▶ **Problem details**:
Give back the records below exactly, every one, with no pictures.

▶ **Material supplied**:
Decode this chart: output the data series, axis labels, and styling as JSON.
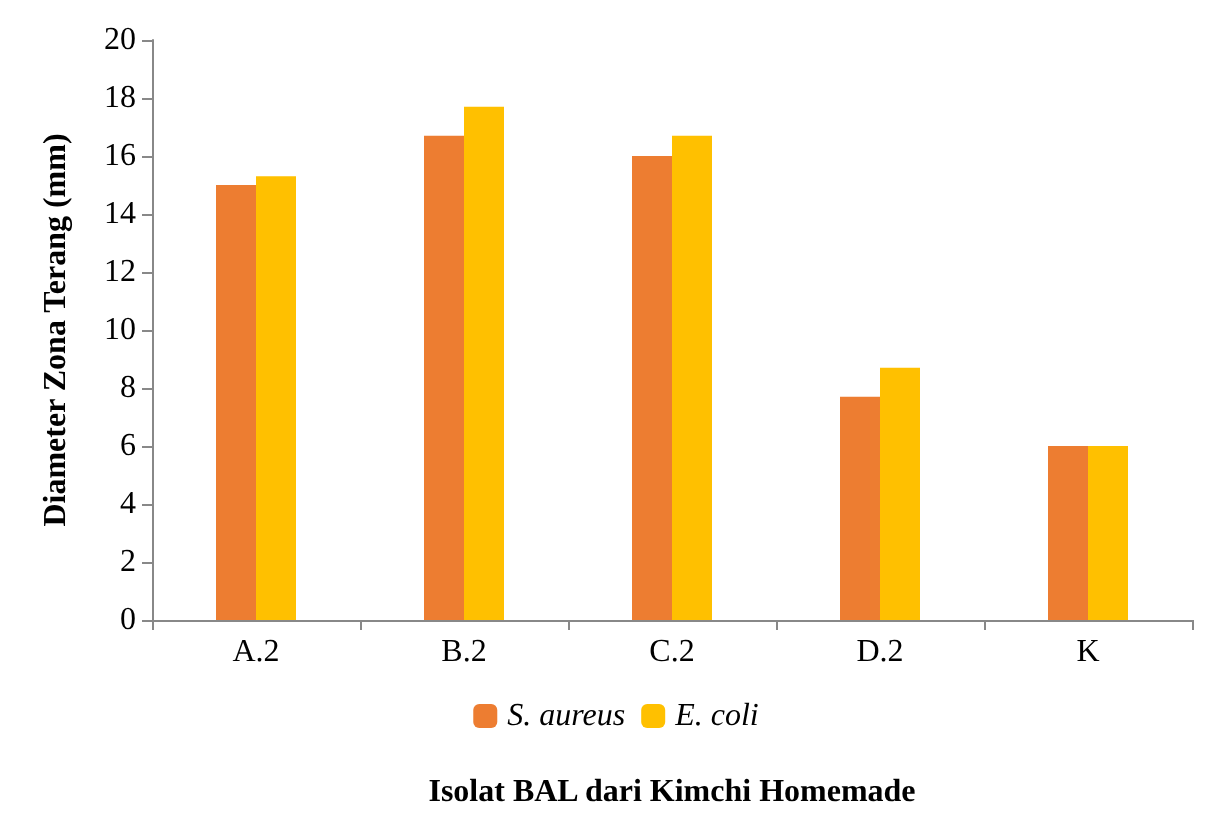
{
  "chart_data": {
    "type": "bar",
    "xlabel": "Isolat BAL dari Kimchi Homemade",
    "ylabel": "Diameter Zona Terang (mm)",
    "categories": [
      "A.2",
      "B.2",
      "C.2",
      "D.2",
      "K"
    ],
    "series": [
      {
        "name": "S. aureus",
        "color": "#ed7d31",
        "values": [
          15.0,
          16.7,
          16.0,
          7.7,
          6.0
        ]
      },
      {
        "name": "E. coli",
        "color": "#ffc000",
        "values": [
          15.3,
          17.7,
          16.7,
          8.7,
          6.0
        ]
      }
    ],
    "ylim": [
      0,
      20
    ],
    "yticks": [
      0,
      2,
      4,
      6,
      8,
      10,
      12,
      14,
      16,
      18,
      20
    ],
    "grid": false,
    "legend": "bottom"
  }
}
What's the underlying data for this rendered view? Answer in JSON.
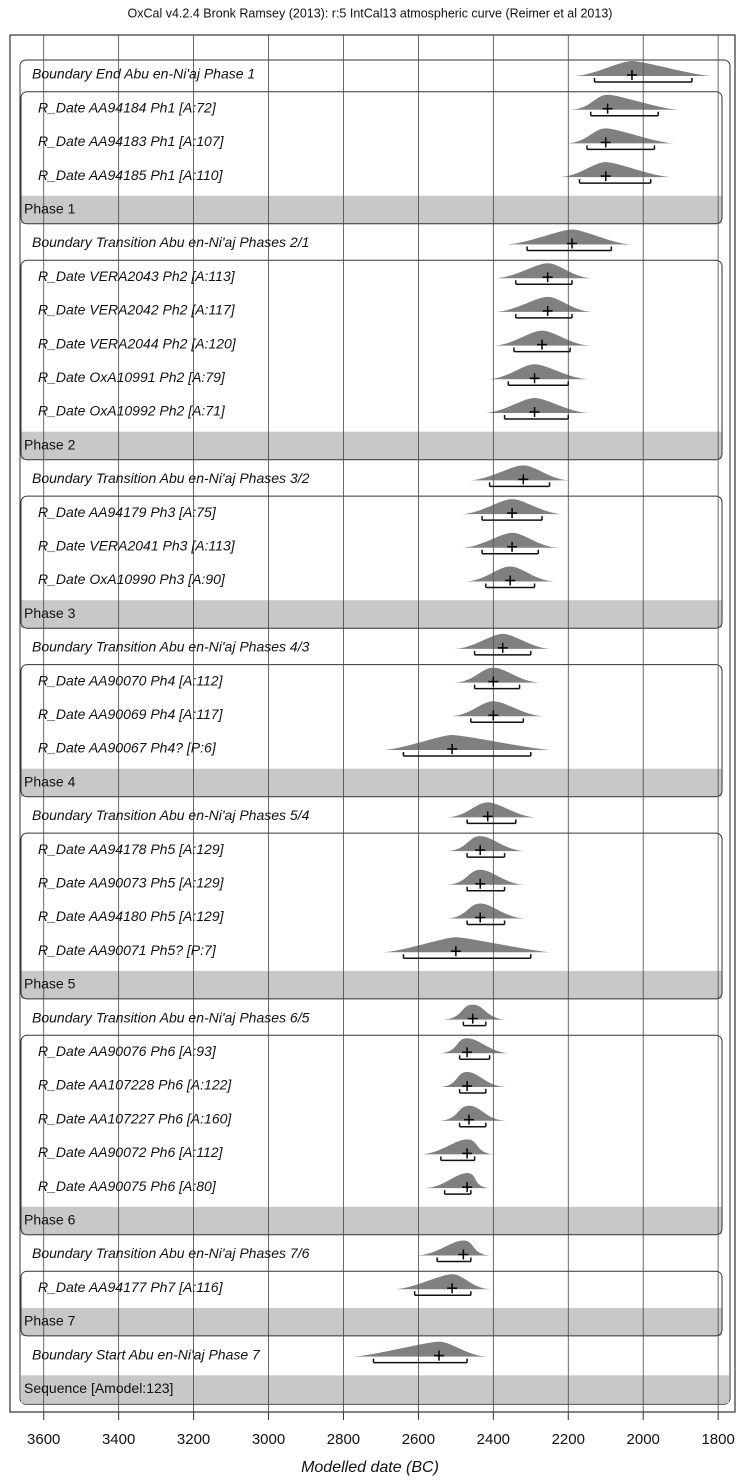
{
  "chart_data": {
    "type": "oxcal",
    "title": "OxCal v4.2.4 Bronk Ramsey (2013): r:5 IntCal13 atmospheric curve (Reimer et al 2013)",
    "xlabel": "Modelled date (BC)",
    "xlim": [
      3690,
      1755
    ],
    "xticks": [
      3600,
      3400,
      3200,
      3000,
      2800,
      2600,
      2400,
      2200,
      2000,
      1800
    ],
    "grid": true,
    "color": "#555555",
    "phases": [
      {
        "boundary": {
          "label": "Boundary End Abu en-Ni'aj Phase 1",
          "mean": 2030,
          "from": 2130,
          "to": 1870
        },
        "dates": [
          {
            "label": "R_Date AA94184 Ph1 [A:72]",
            "mean": 2095,
            "from": 2140,
            "to": 1960
          },
          {
            "label": "R_Date AA94183 Ph1 [A:107]",
            "mean": 2100,
            "from": 2150,
            "to": 1970
          },
          {
            "label": "R_Date AA94185 Ph1 [A:110]",
            "mean": 2100,
            "from": 2170,
            "to": 1980
          }
        ],
        "name": "Phase 1"
      },
      {
        "boundary": {
          "label": "Boundary Transition Abu en-Ni'aj Phases 2/1",
          "mean": 2190,
          "from": 2310,
          "to": 2085
        },
        "dates": [
          {
            "label": "R_Date VERA2043 Ph2 [A:113]",
            "mean": 2255,
            "from": 2340,
            "to": 2190
          },
          {
            "label": "R_Date VERA2042 Ph2 [A:117]",
            "mean": 2255,
            "from": 2340,
            "to": 2190
          },
          {
            "label": "R_Date VERA2044 Ph2 [A:120]",
            "mean": 2270,
            "from": 2345,
            "to": 2195
          },
          {
            "label": "R_Date OxA10991 Ph2 [A:79]",
            "mean": 2290,
            "from": 2360,
            "to": 2200
          },
          {
            "label": "R_Date OxA10992 Ph2 [A:71]",
            "mean": 2290,
            "from": 2370,
            "to": 2200
          }
        ],
        "name": "Phase 2"
      },
      {
        "boundary": {
          "label": "Boundary Transition Abu en-Ni'aj Phases 3/2",
          "mean": 2320,
          "from": 2410,
          "to": 2250
        },
        "dates": [
          {
            "label": "R_Date AA94179 Ph3 [A:75]",
            "mean": 2350,
            "from": 2430,
            "to": 2270
          },
          {
            "label": "R_Date VERA2041 Ph3 [A:113]",
            "mean": 2350,
            "from": 2430,
            "to": 2280
          },
          {
            "label": "R_Date OxA10990 Ph3 [A:90]",
            "mean": 2355,
            "from": 2420,
            "to": 2290
          }
        ],
        "name": "Phase 3"
      },
      {
        "boundary": {
          "label": "Boundary Transition Abu en-Ni'aj Phases 4/3",
          "mean": 2375,
          "from": 2450,
          "to": 2300
        },
        "dates": [
          {
            "label": "R_Date AA90070 Ph4 [A:112]",
            "mean": 2400,
            "from": 2450,
            "to": 2330
          },
          {
            "label": "R_Date AA90069 Ph4 [A:117]",
            "mean": 2400,
            "from": 2460,
            "to": 2320
          },
          {
            "label": "R_Date AA90067 Ph4? [P:6]",
            "mean": 2510,
            "from": 2640,
            "to": 2300
          }
        ],
        "name": "Phase 4"
      },
      {
        "boundary": {
          "label": "Boundary Transition Abu en-Ni'aj Phases 5/4",
          "mean": 2415,
          "from": 2470,
          "to": 2340
        },
        "dates": [
          {
            "label": "R_Date AA94178 Ph5 [A:129]",
            "mean": 2435,
            "from": 2470,
            "to": 2370
          },
          {
            "label": "R_Date AA90073 Ph5 [A:129]",
            "mean": 2435,
            "from": 2470,
            "to": 2370
          },
          {
            "label": "R_Date AA94180 Ph5 [A:129]",
            "mean": 2435,
            "from": 2470,
            "to": 2370
          },
          {
            "label": "R_Date AA90071 Ph5? [P:7]",
            "mean": 2500,
            "from": 2640,
            "to": 2300
          }
        ],
        "name": "Phase 5"
      },
      {
        "boundary": {
          "label": "Boundary Transition Abu en-Ni'aj Phases 6/5",
          "mean": 2455,
          "from": 2480,
          "to": 2420
        },
        "dates": [
          {
            "label": "R_Date AA90076 Ph6 [A:93]",
            "mean": 2470,
            "from": 2490,
            "to": 2410
          },
          {
            "label": "R_Date AA107228 Ph6 [A:122]",
            "mean": 2470,
            "from": 2490,
            "to": 2420
          },
          {
            "label": "R_Date AA107227 Ph6 [A:160]",
            "mean": 2465,
            "from": 2490,
            "to": 2420
          },
          {
            "label": "R_Date AA90072 Ph6 [A:112]",
            "mean": 2470,
            "from": 2540,
            "to": 2450
          },
          {
            "label": "R_Date AA90075 Ph6 [A:80]",
            "mean": 2470,
            "from": 2530,
            "to": 2460
          }
        ],
        "name": "Phase 6"
      },
      {
        "boundary": {
          "label": "Boundary Transition Abu en-Ni'aj Phases 7/6",
          "mean": 2480,
          "from": 2550,
          "to": 2460
        },
        "dates": [
          {
            "label": "R_Date AA94177 Ph7 [A:116]",
            "mean": 2510,
            "from": 2610,
            "to": 2460
          }
        ],
        "name": "Phase 7"
      }
    ],
    "start": {
      "label": "Boundary Start Abu en-Ni'aj Phase 7",
      "mean": 2545,
      "from": 2720,
      "to": 2470
    },
    "sequence": "Sequence [Amodel:123]"
  }
}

▶ **Problem solution**:
Decode this chart: output the data series, axis labels, and styling as JSON.
{
  "chart_data": {
    "type": "bar",
    "xlabel": "Isolat BAL dari Kimchi Homemade",
    "ylabel": "Diameter Zona Terang (mm)",
    "categories": [
      "A.2",
      "B.2",
      "C.2",
      "D.2",
      "K"
    ],
    "series": [
      {
        "name": "S. aureus",
        "color": "#ed7d31",
        "values": [
          15.0,
          16.7,
          16.0,
          7.7,
          6.0
        ]
      },
      {
        "name": "E. coli",
        "color": "#ffc000",
        "values": [
          15.3,
          17.7,
          16.7,
          8.7,
          6.0
        ]
      }
    ],
    "ylim": [
      0,
      20
    ],
    "yticks": [
      0,
      2,
      4,
      6,
      8,
      10,
      12,
      14,
      16,
      18,
      20
    ],
    "grid": false,
    "legend": "bottom"
  }
}
What's the underlying data for this rendered view? Answer in JSON.
{
  "chart_data": {
    "type": "oxcal",
    "title": "OxCal v4.2.4 Bronk Ramsey (2013): r:5 IntCal13 atmospheric curve (Reimer et al 2013)",
    "xlabel": "Modelled date (BC)",
    "xlim": [
      3690,
      1755
    ],
    "xticks": [
      3600,
      3400,
      3200,
      3000,
      2800,
      2600,
      2400,
      2200,
      2000,
      1800
    ],
    "grid": true,
    "color": "#555555",
    "phases": [
      {
        "boundary": {
          "label": "Boundary End Abu en-Ni'aj Phase 1",
          "mean": 2030,
          "from": 2130,
          "to": 1870
        },
        "dates": [
          {
            "label": "R_Date AA94184 Ph1 [A:72]",
            "mean": 2095,
            "from": 2140,
            "to": 1960
          },
          {
            "label": "R_Date AA94183 Ph1 [A:107]",
            "mean": 2100,
            "from": 2150,
            "to": 1970
          },
          {
            "label": "R_Date AA94185 Ph1 [A:110]",
            "mean": 2100,
            "from": 2170,
            "to": 1980
          }
        ],
        "name": "Phase 1"
      },
      {
        "boundary": {
          "label": "Boundary Transition Abu en-Ni'aj Phases 2/1",
          "mean": 2190,
          "from": 2310,
          "to": 2085
        },
        "dates": [
          {
            "label": "R_Date VERA2043 Ph2 [A:113]",
            "mean": 2255,
            "from": 2340,
            "to": 2190
          },
          {
            "label": "R_Date VERA2042 Ph2 [A:117]",
            "mean": 2255,
            "from": 2340,
            "to": 2190
          },
          {
            "label": "R_Date VERA2044 Ph2 [A:120]",
            "mean": 2270,
            "from": 2345,
            "to": 2195
          },
          {
            "label": "R_Date OxA10991 Ph2 [A:79]",
            "mean": 2290,
            "from": 2360,
            "to": 2200
          },
          {
            "label": "R_Date OxA10992 Ph2 [A:71]",
            "mean": 2290,
            "from": 2370,
            "to": 2200
          }
        ],
        "name": "Phase 2"
      },
      {
        "boundary": {
          "label": "Boundary Transition Abu en-Ni'aj Phases 3/2",
          "mean": 2320,
          "from": 2410,
          "to": 2250
        },
        "dates": [
          {
            "label": "R_Date AA94179 Ph3 [A:75]",
            "mean": 2350,
            "from": 2430,
            "to": 2270
          },
          {
            "label": "R_Date VERA2041 Ph3 [A:113]",
            "mean": 2350,
            "from": 2430,
            "to": 2280
          },
          {
            "label": "R_Date OxA10990 Ph3 [A:90]",
            "mean": 2355,
            "from": 2420,
            "to": 2290
          }
        ],
        "name": "Phase 3"
      },
      {
        "boundary": {
          "label": "Boundary Transition Abu en-Ni'aj Phases 4/3",
          "mean": 2375,
          "from": 2450,
          "to": 2300
        },
        "dates": [
          {
            "label": "R_Date AA90070 Ph4 [A:112]",
            "mean": 2400,
            "from": 2450,
            "to": 2330
          },
          {
            "label": "R_Date AA90069 Ph4 [A:117]",
            "mean": 2400,
            "from": 2460,
            "to": 2320
          },
          {
            "label": "R_Date AA90067 Ph4? [P:6]",
            "mean": 2510,
            "from": 2640,
            "to": 2300
          }
        ],
        "name": "Phase 4"
      },
      {
        "boundary": {
          "label": "Boundary Transition Abu en-Ni'aj Phases 5/4",
          "mean": 2415,
          "from": 2470,
          "to": 2340
        },
        "dates": [
          {
            "label": "R_Date AA94178 Ph5 [A:129]",
            "mean": 2435,
            "from": 2470,
            "to": 2370
          },
          {
            "label": "R_Date AA90073 Ph5 [A:129]",
            "mean": 2435,
            "from": 2470,
            "to": 2370
          },
          {
            "label": "R_Date AA94180 Ph5 [A:129]",
            "mean": 2435,
            "from": 2470,
            "to": 2370
          },
          {
            "label": "R_Date AA90071 Ph5? [P:7]",
            "mean": 2500,
            "from": 2640,
            "to": 2300
          }
        ],
        "name": "Phase 5"
      },
      {
        "boundary": {
          "label": "Boundary Transition Abu en-Ni'aj Phases 6/5",
          "mean": 2455,
          "from": 2480,
          "to": 2420
        },
        "dates": [
          {
            "label": "R_Date AA90076 Ph6 [A:93]",
            "mean": 2470,
            "from": 2490,
            "to": 2410
          },
          {
            "label": "R_Date AA107228 Ph6 [A:122]",
            "mean": 2470,
            "from": 2490,
            "to": 2420
          },
          {
            "label": "R_Date AA107227 Ph6 [A:160]",
            "mean": 2465,
            "from": 2490,
            "to": 2420
          },
          {
            "label": "R_Date AA90072 Ph6 [A:112]",
            "mean": 2470,
            "from": 2540,
            "to": 2450
          },
          {
            "label": "R_Date AA90075 Ph6 [A:80]",
            "mean": 2470,
            "from": 2530,
            "to": 2460
          }
        ],
        "name": "Phase 6"
      },
      {
        "boundary": {
          "label": "Boundary Transition Abu en-Ni'aj Phases 7/6",
          "mean": 2480,
          "from": 2550,
          "to": 2460
        },
        "dates": [
          {
            "label": "R_Date AA94177 Ph7 [A:116]",
            "mean": 2510,
            "from": 2610,
            "to": 2460
          }
        ],
        "name": "Phase 7"
      }
    ],
    "start": {
      "label": "Boundary Start Abu en-Ni'aj Phase 7",
      "mean": 2545,
      "from": 2720,
      "to": 2470
    },
    "sequence": "Sequence [Amodel:123]"
  }
}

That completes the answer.